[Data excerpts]
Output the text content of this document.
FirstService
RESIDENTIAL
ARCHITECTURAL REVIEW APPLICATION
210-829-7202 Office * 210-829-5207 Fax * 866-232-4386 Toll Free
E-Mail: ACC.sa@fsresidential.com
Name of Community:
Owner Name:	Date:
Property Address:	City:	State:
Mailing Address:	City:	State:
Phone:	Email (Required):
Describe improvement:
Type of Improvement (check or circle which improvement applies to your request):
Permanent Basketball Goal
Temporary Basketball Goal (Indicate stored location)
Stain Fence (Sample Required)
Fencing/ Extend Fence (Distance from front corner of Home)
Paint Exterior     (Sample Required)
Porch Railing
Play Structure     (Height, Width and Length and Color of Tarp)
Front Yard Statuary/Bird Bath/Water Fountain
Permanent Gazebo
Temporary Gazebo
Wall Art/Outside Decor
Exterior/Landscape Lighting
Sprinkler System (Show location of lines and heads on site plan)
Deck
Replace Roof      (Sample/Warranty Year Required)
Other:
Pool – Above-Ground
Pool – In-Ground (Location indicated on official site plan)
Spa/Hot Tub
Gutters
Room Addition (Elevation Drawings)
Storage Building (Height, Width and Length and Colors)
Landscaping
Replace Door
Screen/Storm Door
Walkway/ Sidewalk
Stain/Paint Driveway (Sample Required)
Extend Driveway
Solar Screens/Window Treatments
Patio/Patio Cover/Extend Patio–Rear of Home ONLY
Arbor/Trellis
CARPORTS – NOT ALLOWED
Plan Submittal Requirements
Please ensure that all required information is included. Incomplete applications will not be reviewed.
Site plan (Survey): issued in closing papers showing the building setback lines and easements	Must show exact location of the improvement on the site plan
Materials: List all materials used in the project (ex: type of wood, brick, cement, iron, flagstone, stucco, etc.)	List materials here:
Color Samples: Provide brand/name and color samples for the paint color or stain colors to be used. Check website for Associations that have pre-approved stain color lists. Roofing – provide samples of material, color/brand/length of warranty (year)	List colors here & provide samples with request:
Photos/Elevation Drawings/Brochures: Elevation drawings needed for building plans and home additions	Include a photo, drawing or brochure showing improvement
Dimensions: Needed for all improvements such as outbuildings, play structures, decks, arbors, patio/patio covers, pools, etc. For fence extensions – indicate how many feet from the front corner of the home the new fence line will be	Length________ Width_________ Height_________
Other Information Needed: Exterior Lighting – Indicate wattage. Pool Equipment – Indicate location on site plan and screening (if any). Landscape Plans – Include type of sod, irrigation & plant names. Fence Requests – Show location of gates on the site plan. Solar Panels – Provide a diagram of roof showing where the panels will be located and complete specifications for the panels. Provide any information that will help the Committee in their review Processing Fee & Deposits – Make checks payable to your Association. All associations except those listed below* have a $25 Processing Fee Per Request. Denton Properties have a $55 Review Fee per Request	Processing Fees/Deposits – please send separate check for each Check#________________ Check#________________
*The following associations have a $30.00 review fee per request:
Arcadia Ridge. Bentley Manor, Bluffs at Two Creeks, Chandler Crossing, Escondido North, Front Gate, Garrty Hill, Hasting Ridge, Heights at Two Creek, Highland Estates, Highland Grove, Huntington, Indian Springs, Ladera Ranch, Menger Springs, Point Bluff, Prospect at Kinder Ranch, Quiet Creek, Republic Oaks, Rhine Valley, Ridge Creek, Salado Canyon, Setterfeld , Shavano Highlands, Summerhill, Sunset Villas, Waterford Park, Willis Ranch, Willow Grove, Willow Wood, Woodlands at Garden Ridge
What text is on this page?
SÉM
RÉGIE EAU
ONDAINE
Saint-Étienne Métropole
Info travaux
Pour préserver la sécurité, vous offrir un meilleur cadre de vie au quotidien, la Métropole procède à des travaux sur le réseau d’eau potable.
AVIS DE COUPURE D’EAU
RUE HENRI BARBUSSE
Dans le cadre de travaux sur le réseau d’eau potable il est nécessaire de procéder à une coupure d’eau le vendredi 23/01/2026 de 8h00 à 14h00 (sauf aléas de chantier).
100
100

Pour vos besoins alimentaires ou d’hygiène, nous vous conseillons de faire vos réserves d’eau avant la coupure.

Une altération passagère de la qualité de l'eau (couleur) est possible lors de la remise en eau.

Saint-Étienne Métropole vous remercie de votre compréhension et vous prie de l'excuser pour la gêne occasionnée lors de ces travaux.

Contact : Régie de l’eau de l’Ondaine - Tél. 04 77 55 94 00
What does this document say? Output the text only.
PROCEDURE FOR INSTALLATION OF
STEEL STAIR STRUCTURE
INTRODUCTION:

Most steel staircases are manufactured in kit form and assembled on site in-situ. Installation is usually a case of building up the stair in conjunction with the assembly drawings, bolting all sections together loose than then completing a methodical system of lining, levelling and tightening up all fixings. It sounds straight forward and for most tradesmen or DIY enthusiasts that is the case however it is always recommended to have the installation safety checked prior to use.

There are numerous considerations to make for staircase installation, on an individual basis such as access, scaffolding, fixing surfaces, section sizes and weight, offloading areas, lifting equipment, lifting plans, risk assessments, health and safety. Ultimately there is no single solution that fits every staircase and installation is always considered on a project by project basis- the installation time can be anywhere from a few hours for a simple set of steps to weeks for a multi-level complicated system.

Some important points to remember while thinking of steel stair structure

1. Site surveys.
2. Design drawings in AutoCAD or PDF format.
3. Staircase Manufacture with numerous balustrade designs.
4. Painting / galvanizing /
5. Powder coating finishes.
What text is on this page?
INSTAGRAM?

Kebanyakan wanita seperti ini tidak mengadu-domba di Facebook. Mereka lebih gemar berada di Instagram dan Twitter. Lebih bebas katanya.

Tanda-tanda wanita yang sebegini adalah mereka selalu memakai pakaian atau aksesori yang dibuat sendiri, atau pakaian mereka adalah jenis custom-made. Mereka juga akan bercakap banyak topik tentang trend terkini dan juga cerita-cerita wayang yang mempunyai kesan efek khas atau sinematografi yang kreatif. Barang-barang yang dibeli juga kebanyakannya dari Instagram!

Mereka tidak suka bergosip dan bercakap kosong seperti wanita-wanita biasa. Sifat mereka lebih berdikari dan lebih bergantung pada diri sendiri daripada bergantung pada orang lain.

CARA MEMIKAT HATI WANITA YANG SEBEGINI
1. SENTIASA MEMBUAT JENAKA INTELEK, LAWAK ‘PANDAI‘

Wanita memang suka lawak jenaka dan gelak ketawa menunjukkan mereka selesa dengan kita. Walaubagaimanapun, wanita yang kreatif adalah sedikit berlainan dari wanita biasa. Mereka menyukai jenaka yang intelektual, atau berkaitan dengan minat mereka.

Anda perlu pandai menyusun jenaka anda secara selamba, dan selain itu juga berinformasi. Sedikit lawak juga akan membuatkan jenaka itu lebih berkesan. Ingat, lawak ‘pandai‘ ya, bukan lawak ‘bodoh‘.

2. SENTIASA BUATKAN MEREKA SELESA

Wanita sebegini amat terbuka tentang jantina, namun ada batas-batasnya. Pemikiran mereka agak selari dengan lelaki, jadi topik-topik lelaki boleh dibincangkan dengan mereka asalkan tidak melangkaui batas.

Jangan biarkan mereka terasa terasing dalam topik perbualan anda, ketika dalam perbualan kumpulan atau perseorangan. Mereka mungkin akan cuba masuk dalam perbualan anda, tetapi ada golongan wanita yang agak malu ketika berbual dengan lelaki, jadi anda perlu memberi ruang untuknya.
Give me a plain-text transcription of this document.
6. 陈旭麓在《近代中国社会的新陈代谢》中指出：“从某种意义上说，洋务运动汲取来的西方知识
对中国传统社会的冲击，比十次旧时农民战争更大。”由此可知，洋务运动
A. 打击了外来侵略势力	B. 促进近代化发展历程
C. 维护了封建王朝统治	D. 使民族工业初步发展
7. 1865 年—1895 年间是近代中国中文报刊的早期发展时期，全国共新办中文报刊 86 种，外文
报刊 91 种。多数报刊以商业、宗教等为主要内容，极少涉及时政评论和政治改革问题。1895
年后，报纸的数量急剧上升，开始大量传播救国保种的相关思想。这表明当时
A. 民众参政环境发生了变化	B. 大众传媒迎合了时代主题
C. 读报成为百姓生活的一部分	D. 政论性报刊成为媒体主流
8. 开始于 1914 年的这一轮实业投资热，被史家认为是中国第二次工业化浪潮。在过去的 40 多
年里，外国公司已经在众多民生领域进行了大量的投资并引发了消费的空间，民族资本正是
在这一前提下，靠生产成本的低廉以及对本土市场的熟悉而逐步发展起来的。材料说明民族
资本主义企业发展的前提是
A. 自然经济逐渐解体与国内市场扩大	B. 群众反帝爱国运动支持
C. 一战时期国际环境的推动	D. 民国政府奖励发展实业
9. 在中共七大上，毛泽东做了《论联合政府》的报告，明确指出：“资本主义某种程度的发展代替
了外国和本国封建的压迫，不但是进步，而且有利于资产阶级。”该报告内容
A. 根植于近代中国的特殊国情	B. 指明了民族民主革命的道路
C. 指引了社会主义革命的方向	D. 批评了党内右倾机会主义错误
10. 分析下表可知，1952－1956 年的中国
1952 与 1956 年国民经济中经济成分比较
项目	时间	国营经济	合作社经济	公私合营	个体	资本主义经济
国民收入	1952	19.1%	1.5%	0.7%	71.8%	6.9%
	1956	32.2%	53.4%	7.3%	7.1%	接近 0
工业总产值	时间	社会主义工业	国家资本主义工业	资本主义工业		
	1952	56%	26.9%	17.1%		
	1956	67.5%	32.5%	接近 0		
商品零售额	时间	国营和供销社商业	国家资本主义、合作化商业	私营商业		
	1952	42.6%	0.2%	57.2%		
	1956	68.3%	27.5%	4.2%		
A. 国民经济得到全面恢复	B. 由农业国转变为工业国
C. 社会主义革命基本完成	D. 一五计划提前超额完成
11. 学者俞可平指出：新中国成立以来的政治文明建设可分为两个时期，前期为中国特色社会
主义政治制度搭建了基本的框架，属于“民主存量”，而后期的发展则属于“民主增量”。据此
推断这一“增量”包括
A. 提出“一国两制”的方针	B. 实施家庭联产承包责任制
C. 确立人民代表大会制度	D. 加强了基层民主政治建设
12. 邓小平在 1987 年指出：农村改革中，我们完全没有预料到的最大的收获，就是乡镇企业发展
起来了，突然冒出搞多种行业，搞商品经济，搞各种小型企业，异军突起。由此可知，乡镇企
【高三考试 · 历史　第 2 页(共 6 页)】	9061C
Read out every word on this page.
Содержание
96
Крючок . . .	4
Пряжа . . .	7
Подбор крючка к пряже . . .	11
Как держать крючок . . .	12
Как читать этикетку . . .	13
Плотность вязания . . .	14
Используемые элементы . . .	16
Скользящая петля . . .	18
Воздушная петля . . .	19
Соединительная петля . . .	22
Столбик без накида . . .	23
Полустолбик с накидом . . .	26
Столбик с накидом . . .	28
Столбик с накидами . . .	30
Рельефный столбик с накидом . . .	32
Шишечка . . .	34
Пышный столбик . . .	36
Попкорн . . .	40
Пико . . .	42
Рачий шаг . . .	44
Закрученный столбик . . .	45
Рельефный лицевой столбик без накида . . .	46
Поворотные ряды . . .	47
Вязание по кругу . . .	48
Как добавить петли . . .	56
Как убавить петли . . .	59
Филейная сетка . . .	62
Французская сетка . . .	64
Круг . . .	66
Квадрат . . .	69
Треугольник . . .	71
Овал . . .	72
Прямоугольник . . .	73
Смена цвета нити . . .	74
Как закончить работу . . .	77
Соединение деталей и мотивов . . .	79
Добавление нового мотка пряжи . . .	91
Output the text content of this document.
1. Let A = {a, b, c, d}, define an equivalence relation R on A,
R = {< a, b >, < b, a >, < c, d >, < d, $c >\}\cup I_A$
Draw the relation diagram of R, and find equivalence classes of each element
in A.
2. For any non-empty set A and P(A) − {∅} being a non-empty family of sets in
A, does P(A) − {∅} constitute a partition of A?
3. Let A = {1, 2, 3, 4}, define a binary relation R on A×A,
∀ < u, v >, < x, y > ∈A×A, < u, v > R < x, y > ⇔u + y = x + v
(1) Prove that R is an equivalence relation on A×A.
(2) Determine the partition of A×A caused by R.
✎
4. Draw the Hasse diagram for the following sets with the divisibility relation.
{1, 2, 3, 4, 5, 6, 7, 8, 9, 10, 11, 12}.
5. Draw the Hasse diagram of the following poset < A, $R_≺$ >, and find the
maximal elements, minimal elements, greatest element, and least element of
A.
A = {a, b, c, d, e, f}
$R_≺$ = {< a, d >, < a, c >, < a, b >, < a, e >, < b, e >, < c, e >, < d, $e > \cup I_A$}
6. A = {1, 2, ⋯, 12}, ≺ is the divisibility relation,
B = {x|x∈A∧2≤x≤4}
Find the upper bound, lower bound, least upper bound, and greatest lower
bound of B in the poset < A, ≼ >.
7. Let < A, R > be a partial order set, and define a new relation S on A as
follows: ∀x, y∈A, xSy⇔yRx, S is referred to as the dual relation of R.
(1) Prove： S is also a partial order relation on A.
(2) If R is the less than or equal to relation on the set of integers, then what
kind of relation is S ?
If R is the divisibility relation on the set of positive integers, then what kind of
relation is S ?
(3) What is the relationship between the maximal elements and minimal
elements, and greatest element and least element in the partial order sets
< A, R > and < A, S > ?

## The request
Gather every line from the entries above where the word "Permanent" appears, and copy them.

## The output
Permanent Basketball Goal
Permanent Gazebo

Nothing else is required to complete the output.